> _Record list_:
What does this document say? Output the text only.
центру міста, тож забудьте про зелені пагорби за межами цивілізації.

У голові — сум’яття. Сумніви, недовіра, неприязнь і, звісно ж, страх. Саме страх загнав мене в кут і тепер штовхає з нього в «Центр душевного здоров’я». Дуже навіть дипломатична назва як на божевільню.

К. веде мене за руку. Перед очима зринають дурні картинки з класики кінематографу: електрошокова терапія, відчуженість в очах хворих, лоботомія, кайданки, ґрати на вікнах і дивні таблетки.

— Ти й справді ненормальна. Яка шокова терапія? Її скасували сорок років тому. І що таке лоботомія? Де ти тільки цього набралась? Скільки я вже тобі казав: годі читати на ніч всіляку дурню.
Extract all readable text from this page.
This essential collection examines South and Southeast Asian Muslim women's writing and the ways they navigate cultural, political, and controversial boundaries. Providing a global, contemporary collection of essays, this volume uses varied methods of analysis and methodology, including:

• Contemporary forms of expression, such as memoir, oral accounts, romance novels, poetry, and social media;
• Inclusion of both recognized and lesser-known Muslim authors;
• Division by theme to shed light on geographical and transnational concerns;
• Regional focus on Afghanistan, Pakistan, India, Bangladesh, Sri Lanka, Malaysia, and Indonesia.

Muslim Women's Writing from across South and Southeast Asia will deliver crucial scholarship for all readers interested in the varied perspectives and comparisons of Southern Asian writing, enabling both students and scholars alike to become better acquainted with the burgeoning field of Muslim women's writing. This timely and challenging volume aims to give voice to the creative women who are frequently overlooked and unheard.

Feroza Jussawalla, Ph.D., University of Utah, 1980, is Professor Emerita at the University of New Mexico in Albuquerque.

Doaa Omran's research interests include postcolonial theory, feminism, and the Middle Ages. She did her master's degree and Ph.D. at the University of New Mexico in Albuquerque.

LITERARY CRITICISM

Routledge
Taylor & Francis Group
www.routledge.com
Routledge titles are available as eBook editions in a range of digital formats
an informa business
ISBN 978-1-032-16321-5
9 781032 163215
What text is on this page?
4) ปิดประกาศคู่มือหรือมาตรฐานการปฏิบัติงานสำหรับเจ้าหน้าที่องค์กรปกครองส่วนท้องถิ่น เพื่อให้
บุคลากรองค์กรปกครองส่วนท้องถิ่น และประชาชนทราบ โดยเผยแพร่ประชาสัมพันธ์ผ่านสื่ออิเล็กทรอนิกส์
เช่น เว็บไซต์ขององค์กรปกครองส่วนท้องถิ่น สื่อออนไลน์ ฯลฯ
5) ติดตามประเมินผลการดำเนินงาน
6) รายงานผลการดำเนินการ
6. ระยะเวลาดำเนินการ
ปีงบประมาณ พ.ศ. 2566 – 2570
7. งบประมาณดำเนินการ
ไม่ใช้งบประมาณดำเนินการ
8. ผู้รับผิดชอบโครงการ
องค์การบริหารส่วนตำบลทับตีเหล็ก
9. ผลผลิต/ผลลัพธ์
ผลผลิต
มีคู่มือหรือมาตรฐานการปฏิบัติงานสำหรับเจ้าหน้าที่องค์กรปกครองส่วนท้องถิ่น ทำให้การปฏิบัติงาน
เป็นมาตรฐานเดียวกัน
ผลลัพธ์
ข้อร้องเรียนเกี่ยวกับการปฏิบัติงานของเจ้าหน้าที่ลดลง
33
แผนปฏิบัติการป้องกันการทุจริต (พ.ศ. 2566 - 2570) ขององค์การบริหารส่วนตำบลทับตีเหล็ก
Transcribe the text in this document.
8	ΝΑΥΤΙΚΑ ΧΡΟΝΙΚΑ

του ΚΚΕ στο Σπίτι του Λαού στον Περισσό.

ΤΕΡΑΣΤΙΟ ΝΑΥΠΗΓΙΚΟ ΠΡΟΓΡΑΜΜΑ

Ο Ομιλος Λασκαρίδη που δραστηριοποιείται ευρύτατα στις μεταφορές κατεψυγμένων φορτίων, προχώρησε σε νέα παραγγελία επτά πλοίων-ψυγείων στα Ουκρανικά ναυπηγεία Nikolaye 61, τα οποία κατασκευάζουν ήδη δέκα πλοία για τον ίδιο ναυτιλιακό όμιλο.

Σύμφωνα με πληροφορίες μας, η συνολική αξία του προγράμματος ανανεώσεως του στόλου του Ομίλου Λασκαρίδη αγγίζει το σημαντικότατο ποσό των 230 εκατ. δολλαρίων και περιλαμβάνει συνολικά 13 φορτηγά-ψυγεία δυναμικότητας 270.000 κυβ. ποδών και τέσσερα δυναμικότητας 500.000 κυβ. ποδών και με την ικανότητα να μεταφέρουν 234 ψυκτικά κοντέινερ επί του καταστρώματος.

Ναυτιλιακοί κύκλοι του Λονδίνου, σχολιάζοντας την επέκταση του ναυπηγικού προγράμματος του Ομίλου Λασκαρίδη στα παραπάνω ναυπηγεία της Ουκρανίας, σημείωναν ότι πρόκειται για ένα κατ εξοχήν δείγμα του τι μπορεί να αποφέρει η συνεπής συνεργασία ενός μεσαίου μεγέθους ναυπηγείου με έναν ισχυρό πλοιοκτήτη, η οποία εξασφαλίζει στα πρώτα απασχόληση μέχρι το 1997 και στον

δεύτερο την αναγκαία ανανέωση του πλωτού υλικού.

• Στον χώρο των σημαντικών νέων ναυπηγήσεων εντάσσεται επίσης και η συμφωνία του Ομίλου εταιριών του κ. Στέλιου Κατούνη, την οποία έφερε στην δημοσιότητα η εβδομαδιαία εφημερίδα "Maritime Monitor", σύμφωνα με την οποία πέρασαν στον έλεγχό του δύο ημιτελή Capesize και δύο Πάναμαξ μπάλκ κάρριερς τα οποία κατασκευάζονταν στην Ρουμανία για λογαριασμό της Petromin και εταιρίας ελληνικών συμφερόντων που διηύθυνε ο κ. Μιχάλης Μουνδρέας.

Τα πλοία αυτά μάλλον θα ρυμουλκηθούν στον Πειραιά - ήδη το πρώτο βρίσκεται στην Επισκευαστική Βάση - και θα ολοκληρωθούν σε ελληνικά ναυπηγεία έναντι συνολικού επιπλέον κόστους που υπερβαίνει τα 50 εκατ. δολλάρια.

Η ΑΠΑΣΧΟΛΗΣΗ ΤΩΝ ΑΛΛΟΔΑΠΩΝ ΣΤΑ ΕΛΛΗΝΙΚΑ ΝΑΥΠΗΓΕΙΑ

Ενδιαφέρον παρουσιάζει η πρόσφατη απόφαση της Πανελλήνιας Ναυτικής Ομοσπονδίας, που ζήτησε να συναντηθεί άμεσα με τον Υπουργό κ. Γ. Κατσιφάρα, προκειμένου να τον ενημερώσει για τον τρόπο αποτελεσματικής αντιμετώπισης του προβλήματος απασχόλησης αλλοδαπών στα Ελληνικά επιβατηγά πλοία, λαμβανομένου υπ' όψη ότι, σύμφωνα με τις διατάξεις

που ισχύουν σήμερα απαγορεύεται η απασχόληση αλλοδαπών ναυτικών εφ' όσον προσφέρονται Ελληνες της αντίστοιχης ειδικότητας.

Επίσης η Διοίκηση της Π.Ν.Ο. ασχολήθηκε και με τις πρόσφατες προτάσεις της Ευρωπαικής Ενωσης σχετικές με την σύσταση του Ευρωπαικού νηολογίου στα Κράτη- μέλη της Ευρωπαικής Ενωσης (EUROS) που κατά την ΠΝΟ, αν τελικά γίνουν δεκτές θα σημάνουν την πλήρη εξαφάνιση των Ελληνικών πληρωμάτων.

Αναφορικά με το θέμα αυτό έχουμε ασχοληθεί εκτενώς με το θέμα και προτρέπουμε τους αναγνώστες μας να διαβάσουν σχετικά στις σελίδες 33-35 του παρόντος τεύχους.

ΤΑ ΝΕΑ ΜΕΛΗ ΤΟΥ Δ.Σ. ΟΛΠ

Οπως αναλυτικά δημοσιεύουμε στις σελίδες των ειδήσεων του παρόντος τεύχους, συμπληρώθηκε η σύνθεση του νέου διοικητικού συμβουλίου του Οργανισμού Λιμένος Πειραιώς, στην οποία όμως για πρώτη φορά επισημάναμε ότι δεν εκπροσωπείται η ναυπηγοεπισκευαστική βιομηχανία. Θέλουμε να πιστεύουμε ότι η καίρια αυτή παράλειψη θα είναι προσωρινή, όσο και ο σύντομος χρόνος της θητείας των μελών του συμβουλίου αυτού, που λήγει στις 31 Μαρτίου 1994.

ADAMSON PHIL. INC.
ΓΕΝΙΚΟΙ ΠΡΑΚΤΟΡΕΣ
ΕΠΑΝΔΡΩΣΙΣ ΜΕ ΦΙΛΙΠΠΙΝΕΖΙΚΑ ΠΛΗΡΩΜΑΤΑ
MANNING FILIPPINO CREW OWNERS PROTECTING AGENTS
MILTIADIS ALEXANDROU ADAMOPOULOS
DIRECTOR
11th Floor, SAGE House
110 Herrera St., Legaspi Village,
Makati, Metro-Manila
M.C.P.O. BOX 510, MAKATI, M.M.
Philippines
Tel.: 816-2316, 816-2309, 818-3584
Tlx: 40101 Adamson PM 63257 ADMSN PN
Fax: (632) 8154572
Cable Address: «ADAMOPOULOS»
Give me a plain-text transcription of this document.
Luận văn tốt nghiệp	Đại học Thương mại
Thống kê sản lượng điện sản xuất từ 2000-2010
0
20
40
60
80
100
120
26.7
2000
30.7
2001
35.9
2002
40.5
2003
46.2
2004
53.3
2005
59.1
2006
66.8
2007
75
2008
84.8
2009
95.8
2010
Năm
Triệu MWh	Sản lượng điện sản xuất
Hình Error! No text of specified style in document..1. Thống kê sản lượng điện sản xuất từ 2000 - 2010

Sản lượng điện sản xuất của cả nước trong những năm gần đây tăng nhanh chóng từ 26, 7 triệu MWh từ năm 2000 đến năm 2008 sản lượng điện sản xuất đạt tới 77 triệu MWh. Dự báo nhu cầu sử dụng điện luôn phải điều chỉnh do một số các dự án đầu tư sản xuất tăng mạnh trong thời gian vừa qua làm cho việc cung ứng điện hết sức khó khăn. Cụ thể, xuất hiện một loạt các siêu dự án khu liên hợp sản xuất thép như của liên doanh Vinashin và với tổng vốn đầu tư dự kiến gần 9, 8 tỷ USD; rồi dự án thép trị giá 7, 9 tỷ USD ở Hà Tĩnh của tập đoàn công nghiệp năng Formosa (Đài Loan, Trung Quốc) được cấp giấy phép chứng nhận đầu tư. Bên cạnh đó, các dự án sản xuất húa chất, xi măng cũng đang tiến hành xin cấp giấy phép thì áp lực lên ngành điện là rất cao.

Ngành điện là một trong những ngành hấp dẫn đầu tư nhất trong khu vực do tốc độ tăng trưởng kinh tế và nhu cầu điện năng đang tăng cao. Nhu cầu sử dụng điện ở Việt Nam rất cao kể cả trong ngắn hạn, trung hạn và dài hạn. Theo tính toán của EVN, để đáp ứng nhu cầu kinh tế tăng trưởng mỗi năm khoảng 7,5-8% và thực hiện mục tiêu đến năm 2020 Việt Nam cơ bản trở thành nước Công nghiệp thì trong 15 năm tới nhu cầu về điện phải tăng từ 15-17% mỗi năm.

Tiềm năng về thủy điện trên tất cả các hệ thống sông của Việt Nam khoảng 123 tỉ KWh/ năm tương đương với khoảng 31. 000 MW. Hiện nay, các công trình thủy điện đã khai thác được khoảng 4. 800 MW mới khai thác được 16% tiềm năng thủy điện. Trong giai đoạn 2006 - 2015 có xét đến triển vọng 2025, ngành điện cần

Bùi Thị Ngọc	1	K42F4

> _Your objective_:
List all lines in the material containing the string "Mexico".

> _Correct output_:
Feroza Jussawalla, Ph.D., University of Utah, 1980, is Professor Emerita at the University of New Mexico in Albuquerque.
Doaa Omran's research interests include postcolonial theory, feminism, and the Middle Ages. She did her master's degree and Ph.D. at the University of New Mexico in Albuquerque.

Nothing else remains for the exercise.